=== WRITTEN REQUEST ===
Copy the data below word for word, starting at the very first line and ending at the line that contains "expand-icon[interactable] [29, 145, 38, 154]", including both.

::::

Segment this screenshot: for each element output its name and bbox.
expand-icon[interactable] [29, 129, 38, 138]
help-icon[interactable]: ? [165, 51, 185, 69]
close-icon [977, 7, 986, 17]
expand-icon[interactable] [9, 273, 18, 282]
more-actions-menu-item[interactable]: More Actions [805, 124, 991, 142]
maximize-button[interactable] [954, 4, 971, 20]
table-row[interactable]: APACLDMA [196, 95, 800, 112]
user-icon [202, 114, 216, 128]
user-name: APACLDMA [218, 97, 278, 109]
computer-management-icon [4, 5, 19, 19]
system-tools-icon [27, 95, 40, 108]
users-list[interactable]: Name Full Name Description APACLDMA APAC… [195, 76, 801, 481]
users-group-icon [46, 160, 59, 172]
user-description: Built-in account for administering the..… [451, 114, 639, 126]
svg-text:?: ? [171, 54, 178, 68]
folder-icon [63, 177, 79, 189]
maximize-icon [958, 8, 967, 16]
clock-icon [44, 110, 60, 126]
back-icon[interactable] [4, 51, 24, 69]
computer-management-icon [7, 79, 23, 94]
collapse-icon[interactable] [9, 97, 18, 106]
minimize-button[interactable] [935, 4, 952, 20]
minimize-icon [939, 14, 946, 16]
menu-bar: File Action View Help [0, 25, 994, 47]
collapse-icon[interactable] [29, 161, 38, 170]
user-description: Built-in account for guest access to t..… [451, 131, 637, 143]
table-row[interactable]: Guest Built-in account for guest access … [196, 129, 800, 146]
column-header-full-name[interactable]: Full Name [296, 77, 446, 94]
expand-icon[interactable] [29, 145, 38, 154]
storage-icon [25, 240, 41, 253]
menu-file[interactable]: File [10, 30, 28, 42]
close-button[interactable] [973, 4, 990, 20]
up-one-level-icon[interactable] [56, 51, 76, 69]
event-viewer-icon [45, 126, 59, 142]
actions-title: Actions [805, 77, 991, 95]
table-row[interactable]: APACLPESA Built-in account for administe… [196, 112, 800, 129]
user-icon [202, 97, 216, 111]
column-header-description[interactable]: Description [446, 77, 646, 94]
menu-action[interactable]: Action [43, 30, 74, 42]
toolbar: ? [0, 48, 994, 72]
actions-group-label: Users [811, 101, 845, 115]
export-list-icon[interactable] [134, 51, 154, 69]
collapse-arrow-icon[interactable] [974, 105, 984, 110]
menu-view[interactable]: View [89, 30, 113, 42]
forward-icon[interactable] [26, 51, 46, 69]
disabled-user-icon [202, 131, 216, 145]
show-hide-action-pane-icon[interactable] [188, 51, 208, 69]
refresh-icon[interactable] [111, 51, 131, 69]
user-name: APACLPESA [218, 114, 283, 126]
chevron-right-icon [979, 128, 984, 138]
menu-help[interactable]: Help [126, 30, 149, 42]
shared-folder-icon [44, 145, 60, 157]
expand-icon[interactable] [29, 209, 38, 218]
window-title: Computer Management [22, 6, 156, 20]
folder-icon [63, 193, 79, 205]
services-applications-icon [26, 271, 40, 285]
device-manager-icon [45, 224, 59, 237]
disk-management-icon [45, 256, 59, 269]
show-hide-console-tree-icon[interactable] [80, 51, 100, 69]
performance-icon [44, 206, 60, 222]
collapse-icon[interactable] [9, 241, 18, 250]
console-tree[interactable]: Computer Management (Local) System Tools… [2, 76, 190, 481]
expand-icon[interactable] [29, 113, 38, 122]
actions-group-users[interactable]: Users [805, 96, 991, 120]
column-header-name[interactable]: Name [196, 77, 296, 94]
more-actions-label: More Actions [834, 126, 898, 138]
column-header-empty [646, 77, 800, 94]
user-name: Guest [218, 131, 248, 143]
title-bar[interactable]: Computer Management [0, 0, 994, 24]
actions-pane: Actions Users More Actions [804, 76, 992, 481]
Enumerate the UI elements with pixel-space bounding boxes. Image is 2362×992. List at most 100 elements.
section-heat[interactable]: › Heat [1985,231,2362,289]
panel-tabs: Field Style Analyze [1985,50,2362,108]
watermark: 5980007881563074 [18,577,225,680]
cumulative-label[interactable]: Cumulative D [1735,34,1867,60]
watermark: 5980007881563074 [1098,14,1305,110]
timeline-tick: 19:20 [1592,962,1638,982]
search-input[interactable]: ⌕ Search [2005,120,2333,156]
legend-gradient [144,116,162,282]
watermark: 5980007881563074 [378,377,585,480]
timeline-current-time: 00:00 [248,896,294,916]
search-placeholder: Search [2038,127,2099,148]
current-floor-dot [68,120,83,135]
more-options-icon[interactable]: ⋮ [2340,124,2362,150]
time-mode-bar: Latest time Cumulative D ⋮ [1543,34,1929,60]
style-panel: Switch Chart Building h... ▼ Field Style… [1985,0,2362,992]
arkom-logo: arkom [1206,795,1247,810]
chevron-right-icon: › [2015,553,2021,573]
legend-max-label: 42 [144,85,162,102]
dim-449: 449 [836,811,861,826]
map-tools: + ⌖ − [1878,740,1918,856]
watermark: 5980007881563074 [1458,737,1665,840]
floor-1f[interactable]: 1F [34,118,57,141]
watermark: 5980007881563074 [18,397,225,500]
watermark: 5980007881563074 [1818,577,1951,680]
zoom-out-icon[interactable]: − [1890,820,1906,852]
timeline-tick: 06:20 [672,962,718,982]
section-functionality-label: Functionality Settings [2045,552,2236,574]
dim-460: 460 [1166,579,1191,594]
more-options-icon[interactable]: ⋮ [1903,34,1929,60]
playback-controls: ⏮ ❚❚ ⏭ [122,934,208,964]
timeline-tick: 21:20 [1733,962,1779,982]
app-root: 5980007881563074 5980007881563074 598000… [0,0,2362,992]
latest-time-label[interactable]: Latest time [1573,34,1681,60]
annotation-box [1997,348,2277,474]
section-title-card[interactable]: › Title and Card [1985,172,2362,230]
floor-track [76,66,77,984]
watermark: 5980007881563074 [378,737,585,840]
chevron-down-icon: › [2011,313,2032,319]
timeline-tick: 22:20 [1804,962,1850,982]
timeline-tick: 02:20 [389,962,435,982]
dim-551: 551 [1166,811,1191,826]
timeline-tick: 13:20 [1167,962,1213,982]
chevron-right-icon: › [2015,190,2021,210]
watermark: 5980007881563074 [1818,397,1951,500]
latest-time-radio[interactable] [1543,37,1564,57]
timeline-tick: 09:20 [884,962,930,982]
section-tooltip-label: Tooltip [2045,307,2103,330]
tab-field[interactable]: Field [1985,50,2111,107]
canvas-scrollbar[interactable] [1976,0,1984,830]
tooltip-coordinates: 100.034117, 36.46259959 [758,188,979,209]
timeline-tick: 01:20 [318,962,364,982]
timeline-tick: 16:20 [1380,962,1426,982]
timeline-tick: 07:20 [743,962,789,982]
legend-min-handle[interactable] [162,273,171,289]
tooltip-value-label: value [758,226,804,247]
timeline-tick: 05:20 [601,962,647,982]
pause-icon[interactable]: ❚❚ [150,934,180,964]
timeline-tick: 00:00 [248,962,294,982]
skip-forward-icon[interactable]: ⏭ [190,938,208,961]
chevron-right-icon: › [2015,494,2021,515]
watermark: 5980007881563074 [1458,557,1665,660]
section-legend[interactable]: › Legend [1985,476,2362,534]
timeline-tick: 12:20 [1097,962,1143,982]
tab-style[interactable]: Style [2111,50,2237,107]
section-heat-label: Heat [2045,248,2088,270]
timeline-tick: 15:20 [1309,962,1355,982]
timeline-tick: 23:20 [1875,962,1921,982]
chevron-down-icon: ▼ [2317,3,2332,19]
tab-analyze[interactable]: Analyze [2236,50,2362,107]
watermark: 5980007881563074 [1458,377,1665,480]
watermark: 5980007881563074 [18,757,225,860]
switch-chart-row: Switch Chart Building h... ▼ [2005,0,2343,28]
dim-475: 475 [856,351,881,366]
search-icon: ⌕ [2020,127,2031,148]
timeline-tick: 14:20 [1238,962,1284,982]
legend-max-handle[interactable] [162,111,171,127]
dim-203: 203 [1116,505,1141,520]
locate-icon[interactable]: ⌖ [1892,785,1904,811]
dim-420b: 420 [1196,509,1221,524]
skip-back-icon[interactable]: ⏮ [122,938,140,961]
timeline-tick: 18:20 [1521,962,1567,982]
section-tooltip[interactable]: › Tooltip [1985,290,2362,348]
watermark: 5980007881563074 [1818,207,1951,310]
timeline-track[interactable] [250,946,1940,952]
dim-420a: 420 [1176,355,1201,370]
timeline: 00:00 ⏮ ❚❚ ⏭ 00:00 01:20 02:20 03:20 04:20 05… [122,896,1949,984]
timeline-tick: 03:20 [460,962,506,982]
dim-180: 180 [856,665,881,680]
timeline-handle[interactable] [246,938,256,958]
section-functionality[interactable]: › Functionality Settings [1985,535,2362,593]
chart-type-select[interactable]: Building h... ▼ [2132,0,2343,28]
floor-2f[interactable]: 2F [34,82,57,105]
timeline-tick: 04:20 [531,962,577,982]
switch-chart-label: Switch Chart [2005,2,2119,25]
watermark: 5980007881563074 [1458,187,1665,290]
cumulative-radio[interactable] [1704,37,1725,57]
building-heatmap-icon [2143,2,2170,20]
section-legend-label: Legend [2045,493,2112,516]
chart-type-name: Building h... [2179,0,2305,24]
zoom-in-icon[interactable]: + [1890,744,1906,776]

::::

=== RESULT BELOW ===
Segment this screenshot: for each element output its name and bbox.
expand-icon[interactable] [29, 129, 38, 138]
help-icon[interactable]: ? [165, 51, 185, 69]
close-icon [977, 7, 986, 17]
expand-icon[interactable] [9, 273, 18, 282]
more-actions-menu-item[interactable]: More Actions [805, 124, 991, 142]
maximize-button[interactable] [954, 4, 971, 20]
table-row[interactable]: APACLDMA [196, 95, 800, 112]
user-icon [202, 114, 216, 128]
user-name: APACLDMA [218, 97, 278, 109]
computer-management-icon [4, 5, 19, 19]
system-tools-icon [27, 95, 40, 108]
users-list[interactable]: Name Full Name Description APACLDMA APAC… [195, 76, 801, 481]
users-group-icon [46, 160, 59, 172]
user-description: Built-in account for administering the..… [451, 114, 639, 126]
svg-text:?: ? [171, 54, 178, 68]
folder-icon [63, 177, 79, 189]
maximize-icon [958, 8, 967, 16]
clock-icon [44, 110, 60, 126]
back-icon[interactable] [4, 51, 24, 69]
computer-management-icon [7, 79, 23, 94]
collapse-icon[interactable] [9, 97, 18, 106]
minimize-button[interactable] [935, 4, 952, 20]
minimize-icon [939, 14, 946, 16]
menu-bar: File Action View Help [0, 25, 994, 47]
collapse-icon[interactable] [29, 161, 38, 170]
user-description: Built-in account for guest access to t..… [451, 131, 637, 143]
table-row[interactable]: Guest Built-in account for guest access … [196, 129, 800, 146]
column-header-full-name[interactable]: Full Name [296, 77, 446, 94]
expand-icon[interactable] [29, 145, 38, 154]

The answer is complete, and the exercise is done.